→ **What to work on**: Lines that contain the string "intercept" are to be copied; leave out all others.

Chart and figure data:
* * * * * * * * *
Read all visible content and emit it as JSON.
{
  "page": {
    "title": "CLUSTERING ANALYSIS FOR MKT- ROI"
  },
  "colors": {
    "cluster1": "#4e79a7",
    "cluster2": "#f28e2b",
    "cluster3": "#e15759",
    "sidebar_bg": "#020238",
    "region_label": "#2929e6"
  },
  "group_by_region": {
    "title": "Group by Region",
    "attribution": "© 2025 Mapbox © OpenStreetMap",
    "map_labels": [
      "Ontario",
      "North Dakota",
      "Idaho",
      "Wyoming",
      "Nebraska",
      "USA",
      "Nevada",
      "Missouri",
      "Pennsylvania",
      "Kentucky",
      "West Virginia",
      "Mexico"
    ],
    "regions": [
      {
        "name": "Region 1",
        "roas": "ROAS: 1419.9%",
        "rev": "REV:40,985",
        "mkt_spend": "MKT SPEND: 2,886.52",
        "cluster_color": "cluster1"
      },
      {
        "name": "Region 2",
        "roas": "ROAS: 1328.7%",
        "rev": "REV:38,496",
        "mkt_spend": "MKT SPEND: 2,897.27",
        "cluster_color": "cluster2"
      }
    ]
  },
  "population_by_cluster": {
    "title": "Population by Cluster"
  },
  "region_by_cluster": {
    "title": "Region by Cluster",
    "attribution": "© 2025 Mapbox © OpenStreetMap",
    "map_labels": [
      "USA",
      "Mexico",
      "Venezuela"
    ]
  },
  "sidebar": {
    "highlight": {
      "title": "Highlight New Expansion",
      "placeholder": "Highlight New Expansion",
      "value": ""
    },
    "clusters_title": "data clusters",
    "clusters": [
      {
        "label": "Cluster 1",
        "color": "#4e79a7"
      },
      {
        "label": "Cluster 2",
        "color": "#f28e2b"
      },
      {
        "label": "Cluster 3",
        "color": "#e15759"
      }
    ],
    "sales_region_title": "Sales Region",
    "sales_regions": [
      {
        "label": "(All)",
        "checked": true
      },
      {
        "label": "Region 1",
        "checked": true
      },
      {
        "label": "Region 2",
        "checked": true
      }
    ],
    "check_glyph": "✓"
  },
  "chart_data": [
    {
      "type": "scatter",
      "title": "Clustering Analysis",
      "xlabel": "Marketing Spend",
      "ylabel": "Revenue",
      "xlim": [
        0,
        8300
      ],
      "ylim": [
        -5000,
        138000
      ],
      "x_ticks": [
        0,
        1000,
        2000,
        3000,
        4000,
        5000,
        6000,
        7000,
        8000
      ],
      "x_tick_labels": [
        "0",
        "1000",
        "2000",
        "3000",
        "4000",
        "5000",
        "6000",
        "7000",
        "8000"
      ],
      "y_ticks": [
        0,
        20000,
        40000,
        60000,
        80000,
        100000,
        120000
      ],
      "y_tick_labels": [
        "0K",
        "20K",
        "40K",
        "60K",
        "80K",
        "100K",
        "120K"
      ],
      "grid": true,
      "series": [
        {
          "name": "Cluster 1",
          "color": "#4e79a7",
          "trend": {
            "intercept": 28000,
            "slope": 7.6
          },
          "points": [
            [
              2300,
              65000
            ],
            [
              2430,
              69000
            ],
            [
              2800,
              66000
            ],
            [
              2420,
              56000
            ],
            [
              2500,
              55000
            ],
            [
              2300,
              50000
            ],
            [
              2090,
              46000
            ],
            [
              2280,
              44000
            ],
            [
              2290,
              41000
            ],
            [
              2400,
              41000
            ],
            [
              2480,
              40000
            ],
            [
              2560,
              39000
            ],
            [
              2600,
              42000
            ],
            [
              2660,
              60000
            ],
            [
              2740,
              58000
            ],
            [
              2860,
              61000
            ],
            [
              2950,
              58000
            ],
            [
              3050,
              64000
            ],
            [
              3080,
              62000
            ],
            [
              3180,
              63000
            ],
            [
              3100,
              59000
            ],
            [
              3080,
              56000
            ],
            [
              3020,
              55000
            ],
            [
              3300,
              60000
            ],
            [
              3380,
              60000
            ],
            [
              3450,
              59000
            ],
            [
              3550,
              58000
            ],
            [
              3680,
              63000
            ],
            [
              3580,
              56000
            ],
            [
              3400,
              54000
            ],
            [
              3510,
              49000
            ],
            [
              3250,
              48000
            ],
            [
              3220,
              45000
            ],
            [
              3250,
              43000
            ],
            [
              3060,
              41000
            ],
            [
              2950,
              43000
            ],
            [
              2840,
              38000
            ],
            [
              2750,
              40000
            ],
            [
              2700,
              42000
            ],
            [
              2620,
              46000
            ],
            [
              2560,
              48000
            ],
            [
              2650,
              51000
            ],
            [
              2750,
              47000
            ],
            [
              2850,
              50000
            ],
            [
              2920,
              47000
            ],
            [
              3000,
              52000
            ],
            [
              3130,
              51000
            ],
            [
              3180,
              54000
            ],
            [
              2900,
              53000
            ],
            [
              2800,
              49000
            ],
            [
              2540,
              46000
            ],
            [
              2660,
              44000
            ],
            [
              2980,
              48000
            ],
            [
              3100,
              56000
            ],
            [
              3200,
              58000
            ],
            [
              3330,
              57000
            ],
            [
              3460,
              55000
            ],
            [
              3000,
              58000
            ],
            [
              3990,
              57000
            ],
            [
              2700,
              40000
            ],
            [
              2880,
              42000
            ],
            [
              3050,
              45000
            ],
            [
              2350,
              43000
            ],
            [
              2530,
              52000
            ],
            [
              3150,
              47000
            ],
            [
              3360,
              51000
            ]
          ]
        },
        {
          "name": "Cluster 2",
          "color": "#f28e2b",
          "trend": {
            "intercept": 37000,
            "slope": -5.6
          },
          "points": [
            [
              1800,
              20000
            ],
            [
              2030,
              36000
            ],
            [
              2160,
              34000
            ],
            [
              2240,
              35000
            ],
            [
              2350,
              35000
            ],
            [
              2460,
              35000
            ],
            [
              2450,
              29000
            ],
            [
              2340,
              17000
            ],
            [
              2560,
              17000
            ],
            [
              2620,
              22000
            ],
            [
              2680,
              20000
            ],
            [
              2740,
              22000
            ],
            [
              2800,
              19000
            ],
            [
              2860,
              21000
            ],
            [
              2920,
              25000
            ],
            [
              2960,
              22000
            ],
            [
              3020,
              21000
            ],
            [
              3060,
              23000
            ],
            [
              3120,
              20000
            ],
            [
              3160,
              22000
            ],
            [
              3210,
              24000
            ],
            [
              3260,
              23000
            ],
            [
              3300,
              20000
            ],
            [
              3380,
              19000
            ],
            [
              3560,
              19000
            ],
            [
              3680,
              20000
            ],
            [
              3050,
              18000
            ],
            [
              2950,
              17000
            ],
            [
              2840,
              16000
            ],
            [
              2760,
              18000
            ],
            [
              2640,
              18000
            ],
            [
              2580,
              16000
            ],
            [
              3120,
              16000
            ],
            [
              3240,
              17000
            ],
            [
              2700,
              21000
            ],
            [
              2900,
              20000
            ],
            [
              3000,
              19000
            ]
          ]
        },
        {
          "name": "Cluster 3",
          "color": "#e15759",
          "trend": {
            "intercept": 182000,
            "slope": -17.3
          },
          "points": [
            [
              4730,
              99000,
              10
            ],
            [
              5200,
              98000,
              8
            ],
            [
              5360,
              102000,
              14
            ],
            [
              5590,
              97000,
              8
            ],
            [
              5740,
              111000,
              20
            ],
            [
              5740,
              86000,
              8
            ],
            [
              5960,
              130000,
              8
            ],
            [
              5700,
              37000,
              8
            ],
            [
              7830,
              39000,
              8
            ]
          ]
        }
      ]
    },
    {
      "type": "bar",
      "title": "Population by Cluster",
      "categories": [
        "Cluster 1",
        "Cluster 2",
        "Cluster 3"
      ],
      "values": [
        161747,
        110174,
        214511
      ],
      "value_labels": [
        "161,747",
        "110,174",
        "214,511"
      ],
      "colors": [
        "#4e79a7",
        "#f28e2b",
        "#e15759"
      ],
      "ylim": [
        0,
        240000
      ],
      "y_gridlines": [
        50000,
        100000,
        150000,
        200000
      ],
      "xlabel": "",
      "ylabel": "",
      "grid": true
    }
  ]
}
* * * * * * * * *
→ **Task response**:
            "intercept": 28000,
            "intercept": 37000,
            "intercept": 182000,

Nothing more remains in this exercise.